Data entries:

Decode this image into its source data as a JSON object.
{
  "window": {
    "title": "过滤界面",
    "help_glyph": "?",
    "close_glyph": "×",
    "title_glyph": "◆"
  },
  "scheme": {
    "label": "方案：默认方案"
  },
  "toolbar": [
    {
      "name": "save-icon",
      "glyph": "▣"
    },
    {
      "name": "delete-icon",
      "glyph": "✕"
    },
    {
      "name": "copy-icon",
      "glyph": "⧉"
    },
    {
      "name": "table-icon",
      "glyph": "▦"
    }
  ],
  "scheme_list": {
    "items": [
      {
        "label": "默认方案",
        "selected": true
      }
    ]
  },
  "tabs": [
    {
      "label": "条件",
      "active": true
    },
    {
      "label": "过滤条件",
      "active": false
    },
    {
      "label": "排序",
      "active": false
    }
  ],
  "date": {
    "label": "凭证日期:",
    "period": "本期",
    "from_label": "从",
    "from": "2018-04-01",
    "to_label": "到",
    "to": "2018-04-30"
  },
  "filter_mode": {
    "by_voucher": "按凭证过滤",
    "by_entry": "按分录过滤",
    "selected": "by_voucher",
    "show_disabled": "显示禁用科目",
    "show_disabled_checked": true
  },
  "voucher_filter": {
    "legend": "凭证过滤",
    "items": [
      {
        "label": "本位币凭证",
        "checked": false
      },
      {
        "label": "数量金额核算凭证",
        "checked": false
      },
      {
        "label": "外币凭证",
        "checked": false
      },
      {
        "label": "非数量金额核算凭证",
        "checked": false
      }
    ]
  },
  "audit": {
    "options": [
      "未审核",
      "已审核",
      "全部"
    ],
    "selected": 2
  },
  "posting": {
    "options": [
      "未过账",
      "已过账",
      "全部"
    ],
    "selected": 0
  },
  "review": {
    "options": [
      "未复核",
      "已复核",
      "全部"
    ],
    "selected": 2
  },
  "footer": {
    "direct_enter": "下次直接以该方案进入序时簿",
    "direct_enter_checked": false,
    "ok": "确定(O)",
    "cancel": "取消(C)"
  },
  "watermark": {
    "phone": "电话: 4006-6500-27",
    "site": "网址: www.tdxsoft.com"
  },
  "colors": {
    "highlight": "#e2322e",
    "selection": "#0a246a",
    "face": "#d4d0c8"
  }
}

_WHAT THE TASK REQUIRES_
Repeat each of the entries above precisely as given.

_WRITTEN SOLUTION_
Decode this image into its source data as a JSON object.
{
  "window": {
    "title": "过滤界面",
    "help_glyph": "?",
    "close_glyph": "×",
    "title_glyph": "◆"
  },
  "scheme": {
    "label": "方案：默认方案"
  },
  "toolbar": [
    {
      "name": "save-icon",
      "glyph": "▣"
    },
    {
      "name": "delete-icon",
      "glyph": "✕"
    },
    {
      "name": "copy-icon",
      "glyph": "⧉"
    },
    {
      "name": "table-icon",
      "glyph": "▦"
    }
  ],
  "scheme_list": {
    "items": [
      {
        "label": "默认方案",
        "selected": true
      }
    ]
  },
  "tabs": [
    {
      "label": "条件",
      "active": true
    },
    {
      "label": "过滤条件",
      "active": false
    },
    {
      "label": "排序",
      "active": false
    }
  ],
  "date": {
    "label": "凭证日期:",
    "period": "本期",
    "from_label": "从",
    "from": "2018-04-01",
    "to_label": "到",
    "to": "2018-04-30"
  },
  "filter_mode": {
    "by_voucher": "按凭证过滤",
    "by_entry": "按分录过滤",
    "selected": "by_voucher",
    "show_disabled": "显示禁用科目",
    "show_disabled_checked": true
  },
  "voucher_filter": {
    "legend": "凭证过滤",
    "items": [
      {
        "label": "本位币凭证",
        "checked": false
      },
      {
        "label": "数量金额核算凭证",
        "checked": false
      },
      {
        "label": "外币凭证",
        "checked": false
      },
      {
        "label": "非数量金额核算凭证",
        "checked": false
      }
    ]
  },
  "audit": {
    "options": [
      "未审核",
      "已审核",
      "全部"
    ],
    "selected": 2
  },
  "posting": {
    "options": [
      "未过账",
      "已过账",
      "全部"
    ],
    "selected": 0
  },
  "review": {
    "options": [
      "未复核",
      "已复核",
      "全部"
    ],
    "selected": 2
  },
  "footer": {
    "direct_enter": "下次直接以该方案进入序时簿",
    "direct_enter_checked": false,
    "ok": "确定(O)",
    "cancel": "取消(C)"
  },
  "watermark": {
    "phone": "电话: 4006-6500-27",
    "site": "网址: www.tdxsoft.com"
  },
  "colors": {
    "highlight": "#e2322e",
    "selection": "#0a246a",
    "face": "#d4d0c8"
  }
}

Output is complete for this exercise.